Problem requirements: Every entry that follows should be reproduced exactly.

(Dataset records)
╭──

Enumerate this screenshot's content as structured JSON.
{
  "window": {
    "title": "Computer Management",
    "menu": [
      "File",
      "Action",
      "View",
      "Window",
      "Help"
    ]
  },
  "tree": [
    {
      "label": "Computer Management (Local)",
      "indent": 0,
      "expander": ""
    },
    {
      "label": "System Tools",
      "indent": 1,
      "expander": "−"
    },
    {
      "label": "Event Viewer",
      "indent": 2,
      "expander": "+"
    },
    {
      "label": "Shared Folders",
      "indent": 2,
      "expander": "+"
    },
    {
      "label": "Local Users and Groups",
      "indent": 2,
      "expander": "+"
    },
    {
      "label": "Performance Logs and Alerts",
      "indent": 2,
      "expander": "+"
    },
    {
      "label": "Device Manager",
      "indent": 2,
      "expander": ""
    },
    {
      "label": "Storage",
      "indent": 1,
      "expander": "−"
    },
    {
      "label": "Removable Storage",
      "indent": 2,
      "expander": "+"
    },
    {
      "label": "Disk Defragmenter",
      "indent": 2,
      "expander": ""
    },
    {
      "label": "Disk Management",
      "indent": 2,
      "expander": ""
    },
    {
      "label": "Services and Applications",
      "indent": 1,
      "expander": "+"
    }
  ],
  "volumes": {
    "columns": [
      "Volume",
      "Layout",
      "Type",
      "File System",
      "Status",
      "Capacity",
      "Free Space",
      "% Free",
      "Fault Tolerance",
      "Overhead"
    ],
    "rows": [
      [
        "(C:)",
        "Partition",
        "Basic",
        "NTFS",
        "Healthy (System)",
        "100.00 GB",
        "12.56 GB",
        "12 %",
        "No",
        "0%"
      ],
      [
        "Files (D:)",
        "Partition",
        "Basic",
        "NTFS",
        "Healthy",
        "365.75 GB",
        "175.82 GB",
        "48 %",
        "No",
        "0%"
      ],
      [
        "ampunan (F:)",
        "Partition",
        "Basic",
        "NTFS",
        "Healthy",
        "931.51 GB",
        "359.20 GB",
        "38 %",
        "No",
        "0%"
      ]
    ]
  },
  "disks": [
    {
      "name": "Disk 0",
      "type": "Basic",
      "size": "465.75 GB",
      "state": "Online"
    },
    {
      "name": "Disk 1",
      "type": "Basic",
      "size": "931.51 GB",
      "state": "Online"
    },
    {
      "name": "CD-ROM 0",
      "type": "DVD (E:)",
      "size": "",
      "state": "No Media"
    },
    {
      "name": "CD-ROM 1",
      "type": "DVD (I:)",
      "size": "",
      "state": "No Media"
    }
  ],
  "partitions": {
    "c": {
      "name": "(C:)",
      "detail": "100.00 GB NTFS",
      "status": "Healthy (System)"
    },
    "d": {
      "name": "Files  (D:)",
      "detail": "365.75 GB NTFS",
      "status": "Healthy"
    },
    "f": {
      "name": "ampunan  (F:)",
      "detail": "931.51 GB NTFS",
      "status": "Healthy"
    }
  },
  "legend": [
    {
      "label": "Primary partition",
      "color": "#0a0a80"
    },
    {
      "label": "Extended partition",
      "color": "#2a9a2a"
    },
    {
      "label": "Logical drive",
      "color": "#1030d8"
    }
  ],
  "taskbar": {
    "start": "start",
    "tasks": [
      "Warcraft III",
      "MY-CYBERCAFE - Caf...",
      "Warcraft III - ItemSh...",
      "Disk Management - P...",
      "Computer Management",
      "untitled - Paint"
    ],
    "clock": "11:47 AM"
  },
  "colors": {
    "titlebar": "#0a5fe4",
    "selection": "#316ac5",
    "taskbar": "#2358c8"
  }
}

╰──

Solution for this exercise:
Enumerate this screenshot's content as structured JSON.
{
  "window": {
    "title": "Computer Management",
    "menu": [
      "File",
      "Action",
      "View",
      "Window",
      "Help"
    ]
  },
  "tree": [
    {
      "label": "Computer Management (Local)",
      "indent": 0,
      "expander": ""
    },
    {
      "label": "System Tools",
      "indent": 1,
      "expander": "−"
    },
    {
      "label": "Event Viewer",
      "indent": 2,
      "expander": "+"
    },
    {
      "label": "Shared Folders",
      "indent": 2,
      "expander": "+"
    },
    {
      "label": "Local Users and Groups",
      "indent": 2,
      "expander": "+"
    },
    {
      "label": "Performance Logs and Alerts",
      "indent": 2,
      "expander": "+"
    },
    {
      "label": "Device Manager",
      "indent": 2,
      "expander": ""
    },
    {
      "label": "Storage",
      "indent": 1,
      "expander": "−"
    },
    {
      "label": "Removable Storage",
      "indent": 2,
      "expander": "+"
    },
    {
      "label": "Disk Defragmenter",
      "indent": 2,
      "expander": ""
    },
    {
      "label": "Disk Management",
      "indent": 2,
      "expander": ""
    },
    {
      "label": "Services and Applications",
      "indent": 1,
      "expander": "+"
    }
  ],
  "volumes": {
    "columns": [
      "Volume",
      "Layout",
      "Type",
      "File System",
      "Status",
      "Capacity",
      "Free Space",
      "% Free",
      "Fault Tolerance",
      "Overhead"
    ],
    "rows": [
      [
        "(C:)",
        "Partition",
        "Basic",
        "NTFS",
        "Healthy (System)",
        "100.00 GB",
        "12.56 GB",
        "12 %",
        "No",
        "0%"
      ],
      [
        "Files (D:)",
        "Partition",
        "Basic",
        "NTFS",
        "Healthy",
        "365.75 GB",
        "175.82 GB",
        "48 %",
        "No",
        "0%"
      ],
      [
        "ampunan (F:)",
        "Partition",
        "Basic",
        "NTFS",
        "Healthy",
        "931.51 GB",
        "359.20 GB",
        "38 %",
        "No",
        "0%"
      ]
    ]
  },
  "disks": [
    {
      "name": "Disk 0",
      "type": "Basic",
      "size": "465.75 GB",
      "state": "Online"
    },
    {
      "name": "Disk 1",
      "type": "Basic",
      "size": "931.51 GB",
      "state": "Online"
    },
    {
      "name": "CD-ROM 0",
      "type": "DVD (E:)",
      "size": "",
      "state": "No Media"
    },
    {
      "name": "CD-ROM 1",
      "type": "DVD (I:)",
      "size": "",
      "state": "No Media"
    }
  ],
  "partitions": {
    "c": {
      "name": "(C:)",
      "detail": "100.00 GB NTFS",
      "status": "Healthy (System)"
    },
    "d": {
      "name": "Files  (D:)",
      "detail": "365.75 GB NTFS",
      "status": "Healthy"
    },
    "f": {
      "name": "ampunan  (F:)",
      "detail": "931.51 GB NTFS",
      "status": "Healthy"
    }
  },
  "legend": [
    {
      "label": "Primary partition",
      "color": "#0a0a80"
    },
    {
      "label": "Extended partition",
      "color": "#2a9a2a"
    },
    {
      "label": "Logical drive",
      "color": "#1030d8"
    }
  ],
  "taskbar": {
    "start": "start",
    "tasks": [
      "Warcraft III",
      "MY-CYBERCAFE - Caf...",
      "Warcraft III - ItemSh...",
      "Disk Management - P...",
      "Computer Management",
      "untitled - Paint"
    ],
    "clock": "11:47 AM"
  },
  "colors": {
    "titlebar": "#0a5fe4",
    "selection": "#316ac5",
    "taskbar": "#2358c8"
  }
}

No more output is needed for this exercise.